▸ **TEXTAUSZUG**
┏━━

Ferner sollten 2000 fl durch Aktien beschafft
werden. An diesen 2000 fl sind 1700 fl gezeichnet
; davon sind eingezahlt .... 1200 fl
die zum Theil gar nicht, zum Theil mit 2 %
verzinst werden.
Weiter wurden von Freunden der Anstalt,
zur Hälfte unverzinslich, entliehen . . . 500 fl
Endlich sind wir auf das alte Haus noch
schuldig .......... 970 fl
Zusammen: 5670 fl
Das ist unser Schuldenstand. Er müßte bedeutend
größer sein, wenn der Herr nicht manches Herz
willig gemacht hätte, bei der Erbauung des Hauses
von freien Stücken und ohne Bezahlung behilflich
zu sein.
Nun folgt ein Absatz, der alle diejenigen Helfer
aufführt, die bereits zum Bau des Hauses Geld
oder Arbeitskraft oder Sachwerte gespendet
hatten:
Herr Bezirksbaumeister Leonhard hat, um des
christlichen Zweckes willen, dem das Haus zu dienen
bestimmt ist, auf drei Viertel seiner Forderungen
verzichtet. — Die Bürger von Tüllingen haben alle
Baumaterialien, mit Ausnahme des wiederverwendeten
Holzwerks vom alten Haus, und der an Ort und
Stelle gebrochenen Bausteine, unentgeltlich beigeführt
. — Gleicherweise sind von etlichen Tüllinger
Gemeindegliedern etwa 6 Morgen Ackerfeld und
Matten der Anstalt zur Nutznießung überlassen. Das
meiste davon ist von "dem künftigen Hausvater des
Rettungshauses gestiftet. — Außerdem sind an Liebesgaben
in Geld und Naturalien bis jetzt etwa
500 fl eingegangen.

┗━━

▸ **ARBEITSAUFTRAG**
Schreiben Sie aus dem Textauszug oben die Stelle von "Ferner sollten 2000" bis "verzinst werden." wortgetreu ab.

▸ **VORLIEGENDE EINTRÄGE**

┏━━

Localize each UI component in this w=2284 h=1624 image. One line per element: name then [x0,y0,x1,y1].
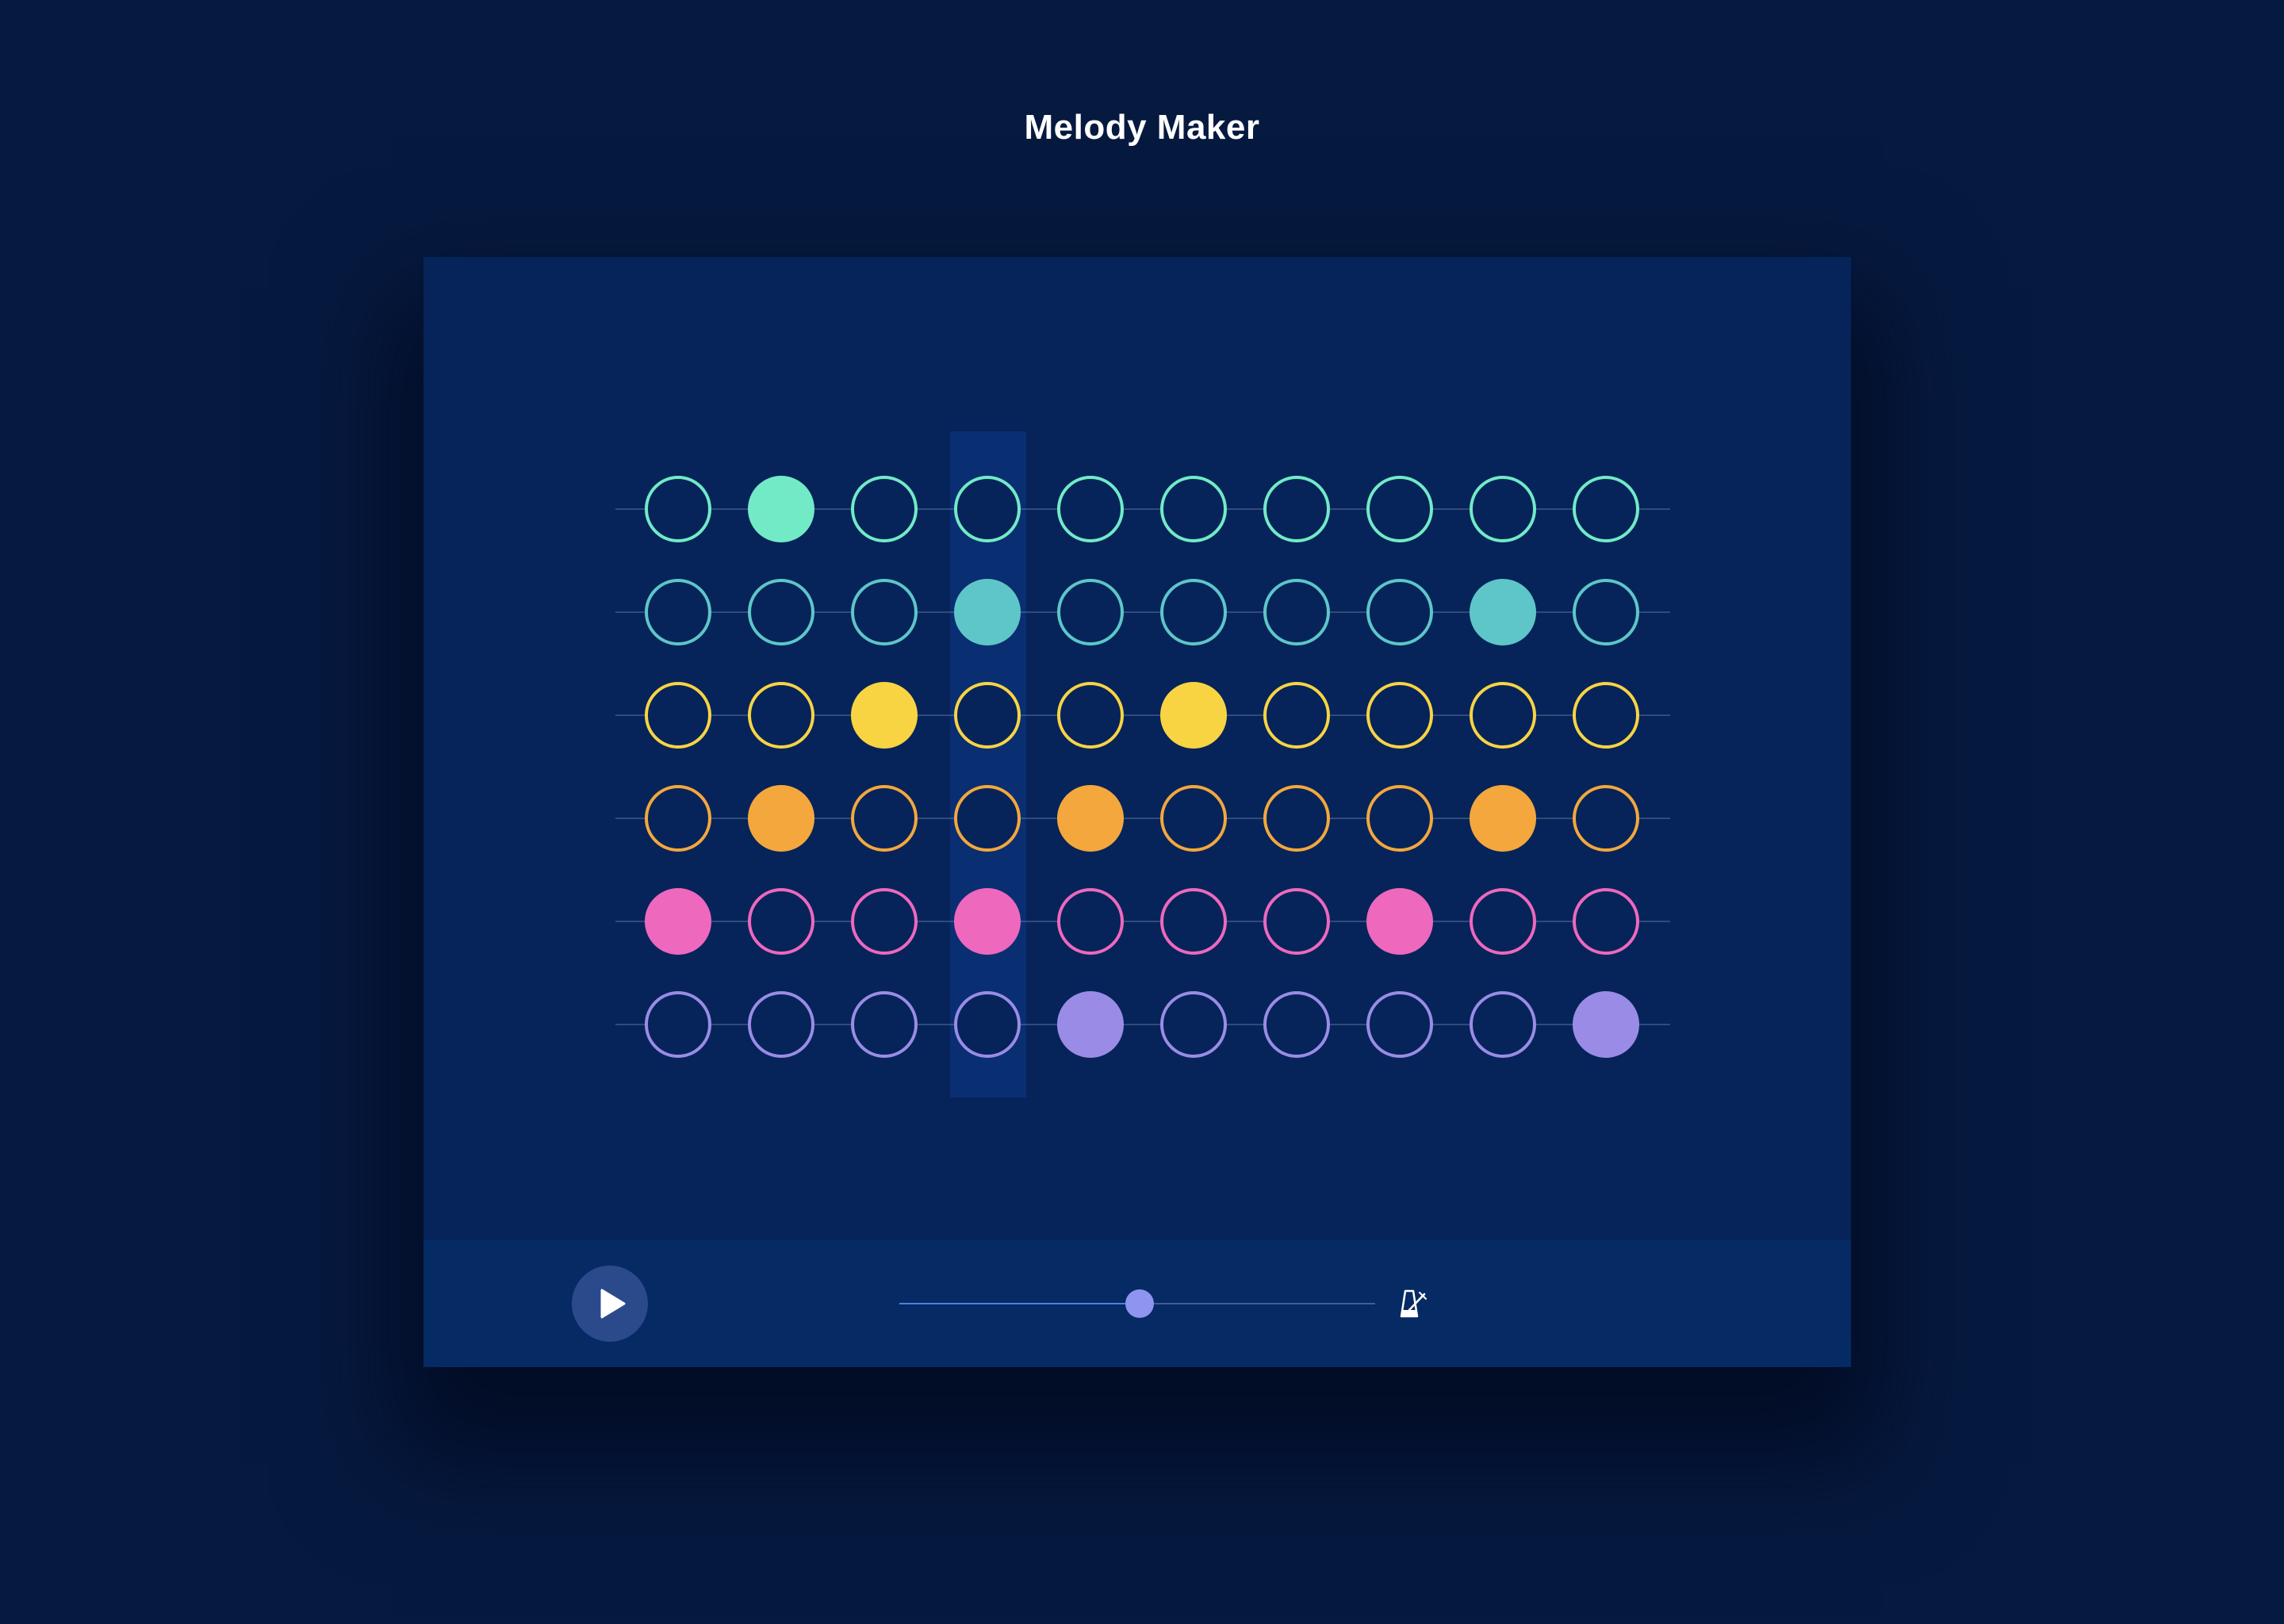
note-cell[interactable] [1470,682,1536,749]
note-cell[interactable] [954,476,1021,542]
note-cell[interactable] [1057,476,1124,542]
note-cell[interactable] [1263,682,1330,749]
note-cell[interactable] [1573,579,1639,645]
note-cell[interactable] [645,476,711,542]
note-cell[interactable] [954,991,1021,1058]
page: Melody Maker [0,0,2284,1624]
tempo-slider-thumb[interactable] [1125,1289,1154,1318]
note-cell[interactable] [1366,682,1433,749]
note-cell[interactable] [748,682,814,749]
note-cell[interactable] [851,888,918,955]
note-cell[interactable] [1160,785,1227,852]
grid-row-3 [615,680,1670,750]
grid-row-1 [615,474,1670,544]
note-cell[interactable] [1470,888,1536,955]
note-cell[interactable] [1573,888,1639,955]
note-cell[interactable] [851,991,918,1058]
note-cell[interactable] [748,888,814,955]
metronome-icon[interactable] [1397,1286,1429,1321]
note-cell-active[interactable] [851,682,918,749]
note-cell[interactable] [1263,888,1330,955]
melody-maker-panel [423,257,1851,1367]
note-cell-active[interactable] [748,476,814,542]
tempo-slider[interactable] [899,1289,1375,1318]
note-grid [423,257,1851,1240]
note-cell[interactable] [1573,785,1639,852]
play-button[interactable] [572,1266,648,1342]
note-cell-active[interactable] [748,785,814,852]
note-cell[interactable] [1366,476,1433,542]
note-cell[interactable] [1263,785,1330,852]
note-cell-active[interactable] [954,579,1021,645]
app-title: Melody Maker [1024,108,1260,147]
note-cell[interactable] [1160,888,1227,955]
tempo-slider-fill [899,1303,1140,1304]
note-cell[interactable] [1263,476,1330,542]
note-cell[interactable] [1263,579,1330,645]
control-bar [423,1240,1851,1367]
note-cell[interactable] [851,785,918,852]
note-cell[interactable] [645,785,711,852]
note-cell[interactable] [851,579,918,645]
play-icon [600,1289,626,1319]
note-cell[interactable] [1366,579,1433,645]
note-cell-active[interactable] [1573,991,1639,1058]
note-cell[interactable] [1160,579,1227,645]
note-cell[interactable] [954,785,1021,852]
note-cell[interactable] [851,476,918,542]
grid-row-4 [615,783,1670,853]
note-cell[interactable] [1366,991,1433,1058]
note-cell[interactable] [1263,991,1330,1058]
note-cell[interactable] [1160,476,1227,542]
note-cell[interactable] [1366,785,1433,852]
note-cell[interactable] [1573,682,1639,749]
note-cell-active[interactable] [954,888,1021,955]
note-cell-active[interactable] [1366,888,1433,955]
note-cell-active[interactable] [1470,785,1536,852]
note-cell[interactable] [1057,579,1124,645]
note-cell[interactable] [1057,888,1124,955]
note-cell-active[interactable] [1057,991,1124,1058]
note-cell[interactable] [645,991,711,1058]
note-cell-active[interactable] [645,888,711,955]
grid-row-5 [615,887,1670,956]
note-cell[interactable] [1470,991,1536,1058]
note-cell[interactable] [748,991,814,1058]
note-cell-active[interactable] [1057,785,1124,852]
note-cell[interactable] [748,579,814,645]
note-cell[interactable] [1160,991,1227,1058]
note-cell[interactable] [645,682,711,749]
note-cell[interactable] [645,579,711,645]
grid-row-2 [615,577,1670,647]
note-cell[interactable] [1057,682,1124,749]
note-cell-active[interactable] [1470,579,1536,645]
note-cell-active[interactable] [1160,682,1227,749]
note-cell[interactable] [1573,476,1639,542]
note-cell[interactable] [1470,476,1536,542]
grid-row-6 [615,990,1670,1059]
note-cell[interactable] [954,682,1021,749]
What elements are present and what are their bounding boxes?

┗━━

▸ **DIE ANTWORT**
Ferner sollten 2000 fl durch Aktien beschafft
werden. An diesen 2000 fl sind 1700 fl gezeichnet
; davon sind eingezahlt .... 1200 fl
die zum Theil gar nicht, zum Theil mit 2 %
verzinst werden.